__What the exercise asks__: Print out each record below, unaltered and complete, without its images.

[Entries from a dataset]
-=-=-

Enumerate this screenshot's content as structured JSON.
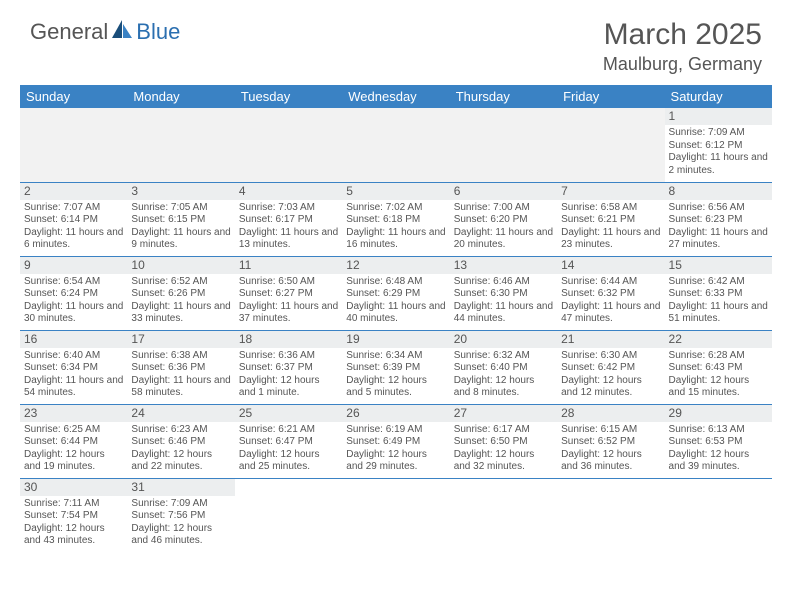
{
  "logo": {
    "text1": "General",
    "text2": "Blue"
  },
  "title": "March 2025",
  "location": "Maulburg, Germany",
  "colors": {
    "header_bg": "#3a82c4",
    "header_text": "#ffffff",
    "border": "#3a82c4",
    "daynum_bg": "#eceeef",
    "text": "#555555",
    "empty_bg": "#f2f2f2"
  },
  "weekdays": [
    "Sunday",
    "Monday",
    "Tuesday",
    "Wednesday",
    "Thursday",
    "Friday",
    "Saturday"
  ],
  "weeks": [
    [
      null,
      null,
      null,
      null,
      null,
      null,
      {
        "n": "1",
        "sr": "Sunrise: 7:09 AM",
        "ss": "Sunset: 6:12 PM",
        "dl": "Daylight: 11 hours and 2 minutes."
      }
    ],
    [
      {
        "n": "2",
        "sr": "Sunrise: 7:07 AM",
        "ss": "Sunset: 6:14 PM",
        "dl": "Daylight: 11 hours and 6 minutes."
      },
      {
        "n": "3",
        "sr": "Sunrise: 7:05 AM",
        "ss": "Sunset: 6:15 PM",
        "dl": "Daylight: 11 hours and 9 minutes."
      },
      {
        "n": "4",
        "sr": "Sunrise: 7:03 AM",
        "ss": "Sunset: 6:17 PM",
        "dl": "Daylight: 11 hours and 13 minutes."
      },
      {
        "n": "5",
        "sr": "Sunrise: 7:02 AM",
        "ss": "Sunset: 6:18 PM",
        "dl": "Daylight: 11 hours and 16 minutes."
      },
      {
        "n": "6",
        "sr": "Sunrise: 7:00 AM",
        "ss": "Sunset: 6:20 PM",
        "dl": "Daylight: 11 hours and 20 minutes."
      },
      {
        "n": "7",
        "sr": "Sunrise: 6:58 AM",
        "ss": "Sunset: 6:21 PM",
        "dl": "Daylight: 11 hours and 23 minutes."
      },
      {
        "n": "8",
        "sr": "Sunrise: 6:56 AM",
        "ss": "Sunset: 6:23 PM",
        "dl": "Daylight: 11 hours and 27 minutes."
      }
    ],
    [
      {
        "n": "9",
        "sr": "Sunrise: 6:54 AM",
        "ss": "Sunset: 6:24 PM",
        "dl": "Daylight: 11 hours and 30 minutes."
      },
      {
        "n": "10",
        "sr": "Sunrise: 6:52 AM",
        "ss": "Sunset: 6:26 PM",
        "dl": "Daylight: 11 hours and 33 minutes."
      },
      {
        "n": "11",
        "sr": "Sunrise: 6:50 AM",
        "ss": "Sunset: 6:27 PM",
        "dl": "Daylight: 11 hours and 37 minutes."
      },
      {
        "n": "12",
        "sr": "Sunrise: 6:48 AM",
        "ss": "Sunset: 6:29 PM",
        "dl": "Daylight: 11 hours and 40 minutes."
      },
      {
        "n": "13",
        "sr": "Sunrise: 6:46 AM",
        "ss": "Sunset: 6:30 PM",
        "dl": "Daylight: 11 hours and 44 minutes."
      },
      {
        "n": "14",
        "sr": "Sunrise: 6:44 AM",
        "ss": "Sunset: 6:32 PM",
        "dl": "Daylight: 11 hours and 47 minutes."
      },
      {
        "n": "15",
        "sr": "Sunrise: 6:42 AM",
        "ss": "Sunset: 6:33 PM",
        "dl": "Daylight: 11 hours and 51 minutes."
      }
    ],
    [
      {
        "n": "16",
        "sr": "Sunrise: 6:40 AM",
        "ss": "Sunset: 6:34 PM",
        "dl": "Daylight: 11 hours and 54 minutes."
      },
      {
        "n": "17",
        "sr": "Sunrise: 6:38 AM",
        "ss": "Sunset: 6:36 PM",
        "dl": "Daylight: 11 hours and 58 minutes."
      },
      {
        "n": "18",
        "sr": "Sunrise: 6:36 AM",
        "ss": "Sunset: 6:37 PM",
        "dl": "Daylight: 12 hours and 1 minute."
      },
      {
        "n": "19",
        "sr": "Sunrise: 6:34 AM",
        "ss": "Sunset: 6:39 PM",
        "dl": "Daylight: 12 hours and 5 minutes."
      },
      {
        "n": "20",
        "sr": "Sunrise: 6:32 AM",
        "ss": "Sunset: 6:40 PM",
        "dl": "Daylight: 12 hours and 8 minutes."
      },
      {
        "n": "21",
        "sr": "Sunrise: 6:30 AM",
        "ss": "Sunset: 6:42 PM",
        "dl": "Daylight: 12 hours and 12 minutes."
      },
      {
        "n": "22",
        "sr": "Sunrise: 6:28 AM",
        "ss": "Sunset: 6:43 PM",
        "dl": "Daylight: 12 hours and 15 minutes."
      }
    ],
    [
      {
        "n": "23",
        "sr": "Sunrise: 6:25 AM",
        "ss": "Sunset: 6:44 PM",
        "dl": "Daylight: 12 hours and 19 minutes."
      },
      {
        "n": "24",
        "sr": "Sunrise: 6:23 AM",
        "ss": "Sunset: 6:46 PM",
        "dl": "Daylight: 12 hours and 22 minutes."
      },
      {
        "n": "25",
        "sr": "Sunrise: 6:21 AM",
        "ss": "Sunset: 6:47 PM",
        "dl": "Daylight: 12 hours and 25 minutes."
      },
      {
        "n": "26",
        "sr": "Sunrise: 6:19 AM",
        "ss": "Sunset: 6:49 PM",
        "dl": "Daylight: 12 hours and 29 minutes."
      },
      {
        "n": "27",
        "sr": "Sunrise: 6:17 AM",
        "ss": "Sunset: 6:50 PM",
        "dl": "Daylight: 12 hours and 32 minutes."
      },
      {
        "n": "28",
        "sr": "Sunrise: 6:15 AM",
        "ss": "Sunset: 6:52 PM",
        "dl": "Daylight: 12 hours and 36 minutes."
      },
      {
        "n": "29",
        "sr": "Sunrise: 6:13 AM",
        "ss": "Sunset: 6:53 PM",
        "dl": "Daylight: 12 hours and 39 minutes."
      }
    ],
    [
      {
        "n": "30",
        "sr": "Sunrise: 7:11 AM",
        "ss": "Sunset: 7:54 PM",
        "dl": "Daylight: 12 hours and 43 minutes."
      },
      {
        "n": "31",
        "sr": "Sunrise: 7:09 AM",
        "ss": "Sunset: 7:56 PM",
        "dl": "Daylight: 12 hours and 46 minutes."
      },
      null,
      null,
      null,
      null,
      null
    ]
  ]
}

-=-=-

__Reply__:
Enumerate this screenshot's content as structured JSON.
{
  "logo": {
    "text1": "General",
    "text2": "Blue"
  },
  "title": "March 2025",
  "location": "Maulburg, Germany",
  "colors": {
    "header_bg": "#3a82c4",
    "header_text": "#ffffff",
    "border": "#3a82c4",
    "daynum_bg": "#eceeef",
    "text": "#555555",
    "empty_bg": "#f2f2f2"
  },
  "weekdays": [
    "Sunday",
    "Monday",
    "Tuesday",
    "Wednesday",
    "Thursday",
    "Friday",
    "Saturday"
  ],
  "weeks": [
    [
      null,
      null,
      null,
      null,
      null,
      null,
      {
        "n": "1",
        "sr": "Sunrise: 7:09 AM",
        "ss": "Sunset: 6:12 PM",
        "dl": "Daylight: 11 hours and 2 minutes."
      }
    ],
    [
      {
        "n": "2",
        "sr": "Sunrise: 7:07 AM",
        "ss": "Sunset: 6:14 PM",
        "dl": "Daylight: 11 hours and 6 minutes."
      },
      {
        "n": "3",
        "sr": "Sunrise: 7:05 AM",
        "ss": "Sunset: 6:15 PM",
        "dl": "Daylight: 11 hours and 9 minutes."
      },
      {
        "n": "4",
        "sr": "Sunrise: 7:03 AM",
        "ss": "Sunset: 6:17 PM",
        "dl": "Daylight: 11 hours and 13 minutes."
      },
      {
        "n": "5",
        "sr": "Sunrise: 7:02 AM",
        "ss": "Sunset: 6:18 PM",
        "dl": "Daylight: 11 hours and 16 minutes."
      },
      {
        "n": "6",
        "sr": "Sunrise: 7:00 AM",
        "ss": "Sunset: 6:20 PM",
        "dl": "Daylight: 11 hours and 20 minutes."
      },
      {
        "n": "7",
        "sr": "Sunrise: 6:58 AM",
        "ss": "Sunset: 6:21 PM",
        "dl": "Daylight: 11 hours and 23 minutes."
      },
      {
        "n": "8",
        "sr": "Sunrise: 6:56 AM",
        "ss": "Sunset: 6:23 PM",
        "dl": "Daylight: 11 hours and 27 minutes."
      }
    ],
    [
      {
        "n": "9",
        "sr": "Sunrise: 6:54 AM",
        "ss": "Sunset: 6:24 PM",
        "dl": "Daylight: 11 hours and 30 minutes."
      },
      {
        "n": "10",
        "sr": "Sunrise: 6:52 AM",
        "ss": "Sunset: 6:26 PM",
        "dl": "Daylight: 11 hours and 33 minutes."
      },
      {
        "n": "11",
        "sr": "Sunrise: 6:50 AM",
        "ss": "Sunset: 6:27 PM",
        "dl": "Daylight: 11 hours and 37 minutes."
      },
      {
        "n": "12",
        "sr": "Sunrise: 6:48 AM",
        "ss": "Sunset: 6:29 PM",
        "dl": "Daylight: 11 hours and 40 minutes."
      },
      {
        "n": "13",
        "sr": "Sunrise: 6:46 AM",
        "ss": "Sunset: 6:30 PM",
        "dl": "Daylight: 11 hours and 44 minutes."
      },
      {
        "n": "14",
        "sr": "Sunrise: 6:44 AM",
        "ss": "Sunset: 6:32 PM",
        "dl": "Daylight: 11 hours and 47 minutes."
      },
      {
        "n": "15",
        "sr": "Sunrise: 6:42 AM",
        "ss": "Sunset: 6:33 PM",
        "dl": "Daylight: 11 hours and 51 minutes."
      }
    ],
    [
      {
        "n": "16",
        "sr": "Sunrise: 6:40 AM",
        "ss": "Sunset: 6:34 PM",
        "dl": "Daylight: 11 hours and 54 minutes."
      },
      {
        "n": "17",
        "sr": "Sunrise: 6:38 AM",
        "ss": "Sunset: 6:36 PM",
        "dl": "Daylight: 11 hours and 58 minutes."
      },
      {
        "n": "18",
        "sr": "Sunrise: 6:36 AM",
        "ss": "Sunset: 6:37 PM",
        "dl": "Daylight: 12 hours and 1 minute."
      },
      {
        "n": "19",
        "sr": "Sunrise: 6:34 AM",
        "ss": "Sunset: 6:39 PM",
        "dl": "Daylight: 12 hours and 5 minutes."
      },
      {
        "n": "20",
        "sr": "Sunrise: 6:32 AM",
        "ss": "Sunset: 6:40 PM",
        "dl": "Daylight: 12 hours and 8 minutes."
      },
      {
        "n": "21",
        "sr": "Sunrise: 6:30 AM",
        "ss": "Sunset: 6:42 PM",
        "dl": "Daylight: 12 hours and 12 minutes."
      },
      {
        "n": "22",
        "sr": "Sunrise: 6:28 AM",
        "ss": "Sunset: 6:43 PM",
        "dl": "Daylight: 12 hours and 15 minutes."
      }
    ],
    [
      {
        "n": "23",
        "sr": "Sunrise: 6:25 AM",
        "ss": "Sunset: 6:44 PM",
        "dl": "Daylight: 12 hours and 19 minutes."
      },
      {
        "n": "24",
        "sr": "Sunrise: 6:23 AM",
        "ss": "Sunset: 6:46 PM",
        "dl": "Daylight: 12 hours and 22 minutes."
      },
      {
        "n": "25",
        "sr": "Sunrise: 6:21 AM",
        "ss": "Sunset: 6:47 PM",
        "dl": "Daylight: 12 hours and 25 minutes."
      },
      {
        "n": "26",
        "sr": "Sunrise: 6:19 AM",
        "ss": "Sunset: 6:49 PM",
        "dl": "Daylight: 12 hours and 29 minutes."
      },
      {
        "n": "27",
        "sr": "Sunrise: 6:17 AM",
        "ss": "Sunset: 6:50 PM",
        "dl": "Daylight: 12 hours and 32 minutes."
      },
      {
        "n": "28",
        "sr": "Sunrise: 6:15 AM",
        "ss": "Sunset: 6:52 PM",
        "dl": "Daylight: 12 hours and 36 minutes."
      },
      {
        "n": "29",
        "sr": "Sunrise: 6:13 AM",
        "ss": "Sunset: 6:53 PM",
        "dl": "Daylight: 12 hours and 39 minutes."
      }
    ],
    [
      {
        "n": "30",
        "sr": "Sunrise: 7:11 AM",
        "ss": "Sunset: 7:54 PM",
        "dl": "Daylight: 12 hours and 43 minutes."
      },
      {
        "n": "31",
        "sr": "Sunrise: 7:09 AM",
        "ss": "Sunset: 7:56 PM",
        "dl": "Daylight: 12 hours and 46 minutes."
      },
      null,
      null,
      null,
      null,
      null
    ]
  ]
}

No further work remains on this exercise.